--- Dataset rows ---
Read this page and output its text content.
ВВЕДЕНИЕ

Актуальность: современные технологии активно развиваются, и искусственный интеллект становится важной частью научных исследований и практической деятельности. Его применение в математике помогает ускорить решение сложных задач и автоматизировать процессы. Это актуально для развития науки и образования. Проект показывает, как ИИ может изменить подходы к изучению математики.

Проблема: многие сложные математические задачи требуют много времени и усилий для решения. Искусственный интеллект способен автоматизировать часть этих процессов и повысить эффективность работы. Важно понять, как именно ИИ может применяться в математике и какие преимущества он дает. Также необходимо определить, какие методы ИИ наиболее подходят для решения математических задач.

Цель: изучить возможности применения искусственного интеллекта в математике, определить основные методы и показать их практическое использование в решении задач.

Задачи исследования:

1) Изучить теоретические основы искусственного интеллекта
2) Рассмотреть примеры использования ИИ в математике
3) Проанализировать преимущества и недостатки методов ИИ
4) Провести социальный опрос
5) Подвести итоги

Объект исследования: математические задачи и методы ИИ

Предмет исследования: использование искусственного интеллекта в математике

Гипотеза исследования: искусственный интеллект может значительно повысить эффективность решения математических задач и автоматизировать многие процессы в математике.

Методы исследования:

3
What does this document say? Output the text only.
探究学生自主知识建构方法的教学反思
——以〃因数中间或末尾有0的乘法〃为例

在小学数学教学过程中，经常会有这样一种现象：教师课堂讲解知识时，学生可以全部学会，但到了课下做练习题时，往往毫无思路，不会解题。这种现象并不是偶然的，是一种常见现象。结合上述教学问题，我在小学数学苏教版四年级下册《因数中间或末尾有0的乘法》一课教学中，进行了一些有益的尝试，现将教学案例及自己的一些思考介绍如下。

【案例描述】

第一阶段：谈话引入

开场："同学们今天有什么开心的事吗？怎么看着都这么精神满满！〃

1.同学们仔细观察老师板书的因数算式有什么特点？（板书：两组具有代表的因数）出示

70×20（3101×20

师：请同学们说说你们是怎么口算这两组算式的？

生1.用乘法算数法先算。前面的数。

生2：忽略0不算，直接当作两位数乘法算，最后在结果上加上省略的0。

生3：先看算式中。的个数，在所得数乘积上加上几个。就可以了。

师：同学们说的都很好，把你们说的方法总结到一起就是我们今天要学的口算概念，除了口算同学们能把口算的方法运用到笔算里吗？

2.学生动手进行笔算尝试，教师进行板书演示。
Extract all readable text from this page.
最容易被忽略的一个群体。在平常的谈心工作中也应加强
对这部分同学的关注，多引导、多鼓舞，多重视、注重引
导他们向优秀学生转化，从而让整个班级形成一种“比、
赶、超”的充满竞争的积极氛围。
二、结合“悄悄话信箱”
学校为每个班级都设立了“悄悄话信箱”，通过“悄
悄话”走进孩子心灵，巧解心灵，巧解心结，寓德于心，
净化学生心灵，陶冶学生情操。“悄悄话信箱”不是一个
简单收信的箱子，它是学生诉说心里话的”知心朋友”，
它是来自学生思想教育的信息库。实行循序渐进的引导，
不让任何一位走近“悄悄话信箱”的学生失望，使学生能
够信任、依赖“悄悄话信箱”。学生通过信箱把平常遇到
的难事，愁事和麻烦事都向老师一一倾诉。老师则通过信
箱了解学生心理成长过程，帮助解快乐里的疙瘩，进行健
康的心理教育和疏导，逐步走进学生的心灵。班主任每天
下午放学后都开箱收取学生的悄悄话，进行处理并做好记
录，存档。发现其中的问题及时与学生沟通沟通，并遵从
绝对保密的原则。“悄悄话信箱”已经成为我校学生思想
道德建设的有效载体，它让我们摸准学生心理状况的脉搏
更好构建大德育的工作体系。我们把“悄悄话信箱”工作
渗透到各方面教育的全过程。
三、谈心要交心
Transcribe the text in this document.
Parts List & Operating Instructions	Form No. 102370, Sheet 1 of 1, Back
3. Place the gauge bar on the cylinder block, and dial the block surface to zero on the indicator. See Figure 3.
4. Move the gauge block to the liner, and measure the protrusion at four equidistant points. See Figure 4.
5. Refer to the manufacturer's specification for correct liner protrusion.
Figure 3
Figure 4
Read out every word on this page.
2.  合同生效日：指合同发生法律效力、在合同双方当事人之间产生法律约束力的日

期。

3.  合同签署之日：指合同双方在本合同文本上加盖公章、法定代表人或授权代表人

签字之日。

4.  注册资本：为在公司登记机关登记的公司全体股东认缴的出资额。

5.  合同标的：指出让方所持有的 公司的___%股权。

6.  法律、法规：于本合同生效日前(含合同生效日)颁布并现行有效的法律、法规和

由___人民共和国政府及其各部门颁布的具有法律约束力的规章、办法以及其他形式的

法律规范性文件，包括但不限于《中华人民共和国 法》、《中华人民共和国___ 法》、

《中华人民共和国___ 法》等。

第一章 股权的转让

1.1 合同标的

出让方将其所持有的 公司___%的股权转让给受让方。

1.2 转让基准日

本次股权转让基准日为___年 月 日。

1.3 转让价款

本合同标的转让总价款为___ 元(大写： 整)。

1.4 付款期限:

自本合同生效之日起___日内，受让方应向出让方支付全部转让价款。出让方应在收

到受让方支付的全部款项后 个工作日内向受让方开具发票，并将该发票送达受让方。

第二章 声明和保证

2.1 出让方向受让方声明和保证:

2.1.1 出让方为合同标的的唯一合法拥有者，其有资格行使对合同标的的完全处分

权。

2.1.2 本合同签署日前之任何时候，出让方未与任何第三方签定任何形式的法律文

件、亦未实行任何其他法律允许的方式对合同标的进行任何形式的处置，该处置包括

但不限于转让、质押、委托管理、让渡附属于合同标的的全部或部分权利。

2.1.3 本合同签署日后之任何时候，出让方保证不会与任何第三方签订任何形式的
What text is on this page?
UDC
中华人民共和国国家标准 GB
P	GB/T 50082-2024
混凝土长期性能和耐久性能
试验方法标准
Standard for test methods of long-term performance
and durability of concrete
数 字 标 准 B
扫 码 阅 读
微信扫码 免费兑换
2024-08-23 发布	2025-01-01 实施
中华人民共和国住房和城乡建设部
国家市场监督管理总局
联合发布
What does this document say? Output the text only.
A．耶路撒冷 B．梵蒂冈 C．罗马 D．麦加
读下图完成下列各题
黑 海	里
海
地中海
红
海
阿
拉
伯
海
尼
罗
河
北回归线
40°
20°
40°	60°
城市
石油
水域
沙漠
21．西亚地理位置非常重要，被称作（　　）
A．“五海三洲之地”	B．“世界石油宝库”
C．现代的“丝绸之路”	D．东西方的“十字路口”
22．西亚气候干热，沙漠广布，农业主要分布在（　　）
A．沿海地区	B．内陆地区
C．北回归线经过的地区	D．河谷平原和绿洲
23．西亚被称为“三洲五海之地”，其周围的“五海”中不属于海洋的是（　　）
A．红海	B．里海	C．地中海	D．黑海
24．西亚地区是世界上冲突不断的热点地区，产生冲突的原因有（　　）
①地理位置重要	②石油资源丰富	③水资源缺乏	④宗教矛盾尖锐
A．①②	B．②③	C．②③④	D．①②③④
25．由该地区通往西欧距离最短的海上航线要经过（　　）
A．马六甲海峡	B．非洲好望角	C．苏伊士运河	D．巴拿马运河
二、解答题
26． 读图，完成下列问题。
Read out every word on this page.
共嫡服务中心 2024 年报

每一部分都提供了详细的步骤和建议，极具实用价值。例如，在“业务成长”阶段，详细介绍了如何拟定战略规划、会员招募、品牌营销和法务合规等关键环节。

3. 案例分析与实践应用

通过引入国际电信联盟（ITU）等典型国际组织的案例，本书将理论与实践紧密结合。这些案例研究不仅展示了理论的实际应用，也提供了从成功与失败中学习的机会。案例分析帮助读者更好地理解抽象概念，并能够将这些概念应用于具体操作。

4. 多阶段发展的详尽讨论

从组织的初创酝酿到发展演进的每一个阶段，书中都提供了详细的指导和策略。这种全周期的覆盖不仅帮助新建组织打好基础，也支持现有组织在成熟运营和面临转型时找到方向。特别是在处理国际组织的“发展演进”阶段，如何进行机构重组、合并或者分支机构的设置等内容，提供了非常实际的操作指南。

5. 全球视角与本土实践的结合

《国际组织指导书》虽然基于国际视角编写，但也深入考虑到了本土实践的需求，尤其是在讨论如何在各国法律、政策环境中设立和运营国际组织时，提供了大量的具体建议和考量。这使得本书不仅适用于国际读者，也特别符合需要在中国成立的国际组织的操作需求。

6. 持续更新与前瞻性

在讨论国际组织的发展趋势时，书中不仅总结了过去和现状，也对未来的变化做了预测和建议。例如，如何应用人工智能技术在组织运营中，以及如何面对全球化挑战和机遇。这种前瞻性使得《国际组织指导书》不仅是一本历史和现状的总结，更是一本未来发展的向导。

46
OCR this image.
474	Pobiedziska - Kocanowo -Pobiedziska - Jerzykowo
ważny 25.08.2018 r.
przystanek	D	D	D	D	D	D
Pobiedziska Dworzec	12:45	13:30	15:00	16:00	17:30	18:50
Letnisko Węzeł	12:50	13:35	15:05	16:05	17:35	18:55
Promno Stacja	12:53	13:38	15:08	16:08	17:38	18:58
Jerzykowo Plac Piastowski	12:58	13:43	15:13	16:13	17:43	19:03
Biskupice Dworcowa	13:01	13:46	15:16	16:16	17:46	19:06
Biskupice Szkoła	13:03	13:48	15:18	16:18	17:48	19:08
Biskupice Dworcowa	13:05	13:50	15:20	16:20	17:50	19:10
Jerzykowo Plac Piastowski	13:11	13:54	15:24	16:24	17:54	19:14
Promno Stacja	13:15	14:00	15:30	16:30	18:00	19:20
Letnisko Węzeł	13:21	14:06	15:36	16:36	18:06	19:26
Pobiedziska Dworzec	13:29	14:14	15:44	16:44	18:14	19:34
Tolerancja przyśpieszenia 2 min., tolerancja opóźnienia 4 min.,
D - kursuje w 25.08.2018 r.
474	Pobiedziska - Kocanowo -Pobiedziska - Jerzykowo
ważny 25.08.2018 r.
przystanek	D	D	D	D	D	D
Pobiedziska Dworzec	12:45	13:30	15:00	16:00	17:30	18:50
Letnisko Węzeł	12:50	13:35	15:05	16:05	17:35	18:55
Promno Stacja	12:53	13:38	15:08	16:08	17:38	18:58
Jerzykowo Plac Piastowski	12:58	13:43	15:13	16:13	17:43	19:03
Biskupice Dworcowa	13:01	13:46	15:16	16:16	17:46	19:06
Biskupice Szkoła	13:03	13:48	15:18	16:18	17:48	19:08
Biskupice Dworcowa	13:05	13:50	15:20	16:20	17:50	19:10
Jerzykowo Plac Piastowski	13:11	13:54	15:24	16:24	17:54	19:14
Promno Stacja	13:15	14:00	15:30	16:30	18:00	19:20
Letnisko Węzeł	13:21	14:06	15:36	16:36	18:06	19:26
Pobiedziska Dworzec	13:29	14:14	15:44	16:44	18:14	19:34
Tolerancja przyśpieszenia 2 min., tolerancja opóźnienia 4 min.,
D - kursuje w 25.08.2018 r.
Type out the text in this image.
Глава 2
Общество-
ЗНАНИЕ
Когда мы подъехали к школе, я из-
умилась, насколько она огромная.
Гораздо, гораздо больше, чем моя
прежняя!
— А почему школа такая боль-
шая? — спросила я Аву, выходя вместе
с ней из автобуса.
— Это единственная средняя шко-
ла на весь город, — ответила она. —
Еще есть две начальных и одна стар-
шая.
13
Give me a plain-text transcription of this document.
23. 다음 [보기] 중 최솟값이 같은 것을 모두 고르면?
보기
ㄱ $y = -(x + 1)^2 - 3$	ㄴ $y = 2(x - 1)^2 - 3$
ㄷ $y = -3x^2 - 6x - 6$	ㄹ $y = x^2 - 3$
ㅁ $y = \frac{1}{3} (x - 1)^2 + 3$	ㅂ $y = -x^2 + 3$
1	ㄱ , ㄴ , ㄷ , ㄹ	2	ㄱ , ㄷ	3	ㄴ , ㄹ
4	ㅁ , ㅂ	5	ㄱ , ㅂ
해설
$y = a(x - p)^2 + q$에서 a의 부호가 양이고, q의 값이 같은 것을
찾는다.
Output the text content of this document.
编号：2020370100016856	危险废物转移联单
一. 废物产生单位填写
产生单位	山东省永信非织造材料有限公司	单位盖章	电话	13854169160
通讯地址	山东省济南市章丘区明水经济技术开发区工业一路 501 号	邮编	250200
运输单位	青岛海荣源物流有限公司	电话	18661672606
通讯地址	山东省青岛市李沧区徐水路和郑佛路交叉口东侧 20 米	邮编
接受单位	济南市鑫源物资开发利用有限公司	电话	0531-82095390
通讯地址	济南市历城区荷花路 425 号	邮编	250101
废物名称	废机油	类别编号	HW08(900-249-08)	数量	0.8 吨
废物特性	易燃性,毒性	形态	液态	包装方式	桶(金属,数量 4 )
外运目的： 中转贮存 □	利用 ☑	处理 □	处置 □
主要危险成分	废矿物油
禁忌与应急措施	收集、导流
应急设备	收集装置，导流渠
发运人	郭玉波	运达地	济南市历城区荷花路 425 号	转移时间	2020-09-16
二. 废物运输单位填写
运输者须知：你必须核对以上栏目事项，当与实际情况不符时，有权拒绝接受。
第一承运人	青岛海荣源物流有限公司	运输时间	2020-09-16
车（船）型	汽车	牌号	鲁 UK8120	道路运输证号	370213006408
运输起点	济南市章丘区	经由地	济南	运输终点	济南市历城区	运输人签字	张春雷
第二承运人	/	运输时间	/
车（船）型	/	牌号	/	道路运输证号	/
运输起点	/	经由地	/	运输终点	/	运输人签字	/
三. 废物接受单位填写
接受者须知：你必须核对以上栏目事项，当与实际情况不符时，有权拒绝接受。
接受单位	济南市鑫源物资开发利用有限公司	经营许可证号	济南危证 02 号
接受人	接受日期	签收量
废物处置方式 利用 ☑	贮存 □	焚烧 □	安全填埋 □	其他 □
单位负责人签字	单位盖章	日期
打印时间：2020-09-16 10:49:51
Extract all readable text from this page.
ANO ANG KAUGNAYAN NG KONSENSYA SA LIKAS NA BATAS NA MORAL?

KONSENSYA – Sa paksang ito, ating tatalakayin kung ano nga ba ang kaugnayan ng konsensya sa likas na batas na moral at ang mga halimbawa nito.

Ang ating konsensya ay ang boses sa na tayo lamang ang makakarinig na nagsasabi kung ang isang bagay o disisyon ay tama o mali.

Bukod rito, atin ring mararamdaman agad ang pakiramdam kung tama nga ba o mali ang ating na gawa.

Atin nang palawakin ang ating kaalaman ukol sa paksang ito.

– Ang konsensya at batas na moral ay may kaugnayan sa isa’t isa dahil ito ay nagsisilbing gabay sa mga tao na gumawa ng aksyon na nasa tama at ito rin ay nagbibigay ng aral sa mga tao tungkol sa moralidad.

--- Your objective ---
Extract all lines of the records above that include "text".

--- Response to the task ---
Read this page and output its text content.
What does this document say? Output the text only.
Extract all readable text from this page.
Transcribe the text in this document.
What text is on this page?
What does this document say? Output the text only.
Type out the text in this image.
Give me a plain-text transcription of this document.
Output the text content of this document.
Extract all readable text from this page.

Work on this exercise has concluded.